Can the data below be echoed back word for word?
::::
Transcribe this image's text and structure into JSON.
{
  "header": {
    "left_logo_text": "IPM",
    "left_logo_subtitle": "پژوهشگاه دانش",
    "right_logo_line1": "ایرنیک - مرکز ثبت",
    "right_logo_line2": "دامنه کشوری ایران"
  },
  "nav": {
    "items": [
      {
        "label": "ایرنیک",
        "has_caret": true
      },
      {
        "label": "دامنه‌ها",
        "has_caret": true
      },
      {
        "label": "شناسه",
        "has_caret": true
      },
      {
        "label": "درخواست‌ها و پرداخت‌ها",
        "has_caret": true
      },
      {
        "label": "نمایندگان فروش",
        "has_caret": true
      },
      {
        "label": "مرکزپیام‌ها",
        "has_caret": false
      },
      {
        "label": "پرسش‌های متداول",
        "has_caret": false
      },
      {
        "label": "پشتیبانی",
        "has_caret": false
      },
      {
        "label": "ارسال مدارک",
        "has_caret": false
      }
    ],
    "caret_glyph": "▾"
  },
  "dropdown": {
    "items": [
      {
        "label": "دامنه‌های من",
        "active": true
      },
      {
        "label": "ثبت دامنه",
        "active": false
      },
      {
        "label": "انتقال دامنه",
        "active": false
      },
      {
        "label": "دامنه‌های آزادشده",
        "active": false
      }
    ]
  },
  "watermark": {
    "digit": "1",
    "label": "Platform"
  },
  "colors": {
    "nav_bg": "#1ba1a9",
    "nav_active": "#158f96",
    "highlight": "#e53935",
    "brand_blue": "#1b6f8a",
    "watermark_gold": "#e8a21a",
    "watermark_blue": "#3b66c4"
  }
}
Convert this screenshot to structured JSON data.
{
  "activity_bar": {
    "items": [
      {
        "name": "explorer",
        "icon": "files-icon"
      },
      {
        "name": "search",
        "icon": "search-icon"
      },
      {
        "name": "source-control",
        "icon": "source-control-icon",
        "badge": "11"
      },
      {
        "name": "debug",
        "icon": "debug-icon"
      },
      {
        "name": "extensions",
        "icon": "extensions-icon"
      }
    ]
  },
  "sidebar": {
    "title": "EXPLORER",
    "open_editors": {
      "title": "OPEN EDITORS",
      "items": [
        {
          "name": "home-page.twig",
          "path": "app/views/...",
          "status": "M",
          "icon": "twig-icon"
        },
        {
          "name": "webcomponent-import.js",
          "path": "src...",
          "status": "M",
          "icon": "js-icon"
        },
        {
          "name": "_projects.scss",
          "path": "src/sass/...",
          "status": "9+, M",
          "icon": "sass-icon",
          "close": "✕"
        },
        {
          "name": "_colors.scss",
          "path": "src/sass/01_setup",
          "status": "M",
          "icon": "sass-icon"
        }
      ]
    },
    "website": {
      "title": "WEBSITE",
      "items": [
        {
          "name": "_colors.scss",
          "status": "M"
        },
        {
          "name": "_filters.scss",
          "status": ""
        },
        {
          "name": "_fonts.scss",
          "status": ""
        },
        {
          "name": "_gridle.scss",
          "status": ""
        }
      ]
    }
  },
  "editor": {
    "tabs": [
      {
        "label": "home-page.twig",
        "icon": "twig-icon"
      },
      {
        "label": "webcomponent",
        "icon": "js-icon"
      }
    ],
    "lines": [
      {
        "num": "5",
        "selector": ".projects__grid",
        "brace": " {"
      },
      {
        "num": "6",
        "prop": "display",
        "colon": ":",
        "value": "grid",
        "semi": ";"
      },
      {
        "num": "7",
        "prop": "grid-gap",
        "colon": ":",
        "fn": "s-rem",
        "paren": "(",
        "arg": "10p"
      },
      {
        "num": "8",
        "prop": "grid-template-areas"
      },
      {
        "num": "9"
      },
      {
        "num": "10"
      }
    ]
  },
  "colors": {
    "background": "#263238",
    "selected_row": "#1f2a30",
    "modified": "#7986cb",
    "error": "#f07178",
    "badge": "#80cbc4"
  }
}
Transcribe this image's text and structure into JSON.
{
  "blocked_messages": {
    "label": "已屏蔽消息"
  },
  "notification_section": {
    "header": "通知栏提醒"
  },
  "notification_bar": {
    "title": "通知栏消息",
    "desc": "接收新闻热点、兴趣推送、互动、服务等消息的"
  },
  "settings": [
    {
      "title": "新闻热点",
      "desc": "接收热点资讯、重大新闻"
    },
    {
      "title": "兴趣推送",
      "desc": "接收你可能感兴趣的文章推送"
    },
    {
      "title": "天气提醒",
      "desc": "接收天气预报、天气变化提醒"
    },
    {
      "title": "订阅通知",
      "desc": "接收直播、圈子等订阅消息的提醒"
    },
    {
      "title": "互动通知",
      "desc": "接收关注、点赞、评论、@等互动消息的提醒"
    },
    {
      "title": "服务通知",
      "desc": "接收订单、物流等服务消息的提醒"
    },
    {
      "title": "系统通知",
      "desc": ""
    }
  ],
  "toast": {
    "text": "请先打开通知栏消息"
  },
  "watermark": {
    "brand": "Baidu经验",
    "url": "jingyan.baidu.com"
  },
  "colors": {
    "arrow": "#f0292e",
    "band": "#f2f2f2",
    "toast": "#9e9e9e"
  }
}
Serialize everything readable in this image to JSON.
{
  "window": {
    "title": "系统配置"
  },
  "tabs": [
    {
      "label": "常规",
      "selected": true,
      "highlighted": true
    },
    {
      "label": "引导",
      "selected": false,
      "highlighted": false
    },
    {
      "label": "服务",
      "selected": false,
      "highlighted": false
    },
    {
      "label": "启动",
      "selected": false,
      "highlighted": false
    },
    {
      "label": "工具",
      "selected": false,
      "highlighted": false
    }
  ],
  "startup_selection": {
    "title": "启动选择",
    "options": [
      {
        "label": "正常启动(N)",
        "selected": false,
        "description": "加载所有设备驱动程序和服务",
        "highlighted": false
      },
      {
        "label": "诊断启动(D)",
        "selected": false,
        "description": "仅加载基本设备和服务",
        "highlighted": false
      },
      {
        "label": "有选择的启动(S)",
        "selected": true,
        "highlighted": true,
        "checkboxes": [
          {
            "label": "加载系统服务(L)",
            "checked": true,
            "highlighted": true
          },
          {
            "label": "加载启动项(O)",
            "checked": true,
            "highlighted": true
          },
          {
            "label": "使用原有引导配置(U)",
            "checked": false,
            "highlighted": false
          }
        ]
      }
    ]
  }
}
::::
*Expected answer*
Transcribe this image's text and structure into JSON.
{
  "header": {
    "left_logo_text": "IPM",
    "left_logo_subtitle": "پژوهشگاه دانش",
    "right_logo_line1": "ایرنیک - مرکز ثبت",
    "right_logo_line2": "دامنه کشوری ایران"
  },
  "nav": {
    "items": [
      {
        "label": "ایرنیک",
        "has_caret": true
      },
      {
        "label": "دامنه‌ها",
        "has_caret": true
      },
      {
        "label": "شناسه",
        "has_caret": true
      },
      {
        "label": "درخواست‌ها و پرداخت‌ها",
        "has_caret": true
      },
      {
        "label": "نمایندگان فروش",
        "has_caret": true
      },
      {
        "label": "مرکزپیام‌ها",
        "has_caret": false
      },
      {
        "label": "پرسش‌های متداول",
        "has_caret": false
      },
      {
        "label": "پشتیبانی",
        "has_caret": false
      },
      {
        "label": "ارسال مدارک",
        "has_caret": false
      }
    ],
    "caret_glyph": "▾"
  },
  "dropdown": {
    "items": [
      {
        "label": "دامنه‌های من",
        "active": true
      },
      {
        "label": "ثبت دامنه",
        "active": false
      },
      {
        "label": "انتقال دامنه",
        "active": false
      },
      {
        "label": "دامنه‌های آزادشده",
        "active": false
      }
    ]
  },
  "watermark": {
    "digit": "1",
    "label": "Platform"
  },
  "colors": {
    "nav_bg": "#1ba1a9",
    "nav_active": "#158f96",
    "highlight": "#e53935",
    "brand_blue": "#1b6f8a",
    "watermark_gold": "#e8a21a",
    "watermark_blue": "#3b66c4"
  }
}
Convert this screenshot to structured JSON data.
{
  "activity_bar": {
    "items": [
      {
        "name": "explorer",
        "icon": "files-icon"
      },
      {
        "name": "search",
        "icon": "search-icon"
      },
      {
        "name": "source-control",
        "icon": "source-control-icon",
        "badge": "11"
      },
      {
        "name": "debug",
        "icon": "debug-icon"
      },
      {
        "name": "extensions",
        "icon": "extensions-icon"
      }
    ]
  },
  "sidebar": {
    "title": "EXPLORER",
    "open_editors": {
      "title": "OPEN EDITORS",
      "items": [
        {
          "name": "home-page.twig",
          "path": "app/views/...",
          "status": "M",
          "icon": "twig-icon"
        },
        {
          "name": "webcomponent-import.js",
          "path": "src...",
          "status": "M",
          "icon": "js-icon"
        },
        {
          "name": "_projects.scss",
          "path": "src/sass/...",
          "status": "9+, M",
          "icon": "sass-icon",
          "close": "✕"
        },
        {
          "name": "_colors.scss",
          "path": "src/sass/01_setup",
          "status": "M",
          "icon": "sass-icon"
        }
      ]
    },
    "website": {
      "title": "WEBSITE",
      "items": [
        {
          "name": "_colors.scss",
          "status": "M"
        },
        {
          "name": "_filters.scss",
          "status": ""
        },
        {
          "name": "_fonts.scss",
          "status": ""
        },
        {
          "name": "_gridle.scss",
          "status": ""
        }
      ]
    }
  },
  "editor": {
    "tabs": [
      {
        "label": "home-page.twig",
        "icon": "twig-icon"
      },
      {
        "label": "webcomponent",
        "icon": "js-icon"
      }
    ],
    "lines": [
      {
        "num": "5",
        "selector": ".projects__grid",
        "brace": " {"
      },
      {
        "num": "6",
        "prop": "display",
        "colon": ":",
        "value": "grid",
        "semi": ";"
      },
      {
        "num": "7",
        "prop": "grid-gap",
        "colon": ":",
        "fn": "s-rem",
        "paren": "(",
        "arg": "10p"
      },
      {
        "num": "8",
        "prop": "grid-template-areas"
      },
      {
        "num": "9"
      },
      {
        "num": "10"
      }
    ]
  },
  "colors": {
    "background": "#263238",
    "selected_row": "#1f2a30",
    "modified": "#7986cb",
    "error": "#f07178",
    "badge": "#80cbc4"
  }
}
Transcribe this image's text and structure into JSON.
{
  "blocked_messages": {
    "label": "已屏蔽消息"
  },
  "notification_section": {
    "header": "通知栏提醒"
  },
  "notification_bar": {
    "title": "通知栏消息",
    "desc": "接收新闻热点、兴趣推送、互动、服务等消息的"
  },
  "settings": [
    {
      "title": "新闻热点",
      "desc": "接收热点资讯、重大新闻"
    },
    {
      "title": "兴趣推送",
      "desc": "接收你可能感兴趣的文章推送"
    },
    {
      "title": "天气提醒",
      "desc": "接收天气预报、天气变化提醒"
    },
    {
      "title": "订阅通知",
      "desc": "接收直播、圈子等订阅消息的提醒"
    },
    {
      "title": "互动通知",
      "desc": "接收关注、点赞、评论、@等互动消息的提醒"
    },
    {
      "title": "服务通知",
      "desc": "接收订单、物流等服务消息的提醒"
    },
    {
      "title": "系统通知",
      "desc": ""
    }
  ],
  "toast": {
    "text": "请先打开通知栏消息"
  },
  "watermark": {
    "brand": "Baidu经验",
    "url": "jingyan.baidu.com"
  },
  "colors": {
    "arrow": "#f0292e",
    "band": "#f2f2f2",
    "toast": "#9e9e9e"
  }
}
Serialize everything readable in this image to JSON.
{
  "window": {
    "title": "系统配置"
  },
  "tabs": [
    {
      "label": "常规",
      "selected": true,
      "highlighted": true
    },
    {
      "label": "引导",
      "selected": false,
      "highlighted": false
    },
    {
      "label": "服务",
      "selected": false,
      "highlighted": false
    },
    {
      "label": "启动",
      "selected": false,
      "highlighted": false
    },
    {
      "label": "工具",
      "selected": false,
      "highlighted": false
    }
  ],
  "startup_selection": {
    "title": "启动选择",
    "options": [
      {
        "label": "正常启动(N)",
        "selected": false,
        "description": "加载所有设备驱动程序和服务",
        "highlighted": false
      },
      {
        "label": "诊断启动(D)",
        "selected": false,
        "description": "仅加载基本设备和服务",
        "highlighted": false
      },
      {
        "label": "有选择的启动(S)",
        "selected": true,
        "highlighted": true,
        "checkboxes": [
          {
            "label": "加载系统服务(L)",
            "checked": true,
            "highlighted": true
          },
          {
            "label": "加载启动项(O)",
            "checked": true,
            "highlighted": true
          },
          {
            "label": "使用原有引导配置(U)",
            "checked": false,
            "highlighted": false
          }
        ]
      }
    ]
  }
}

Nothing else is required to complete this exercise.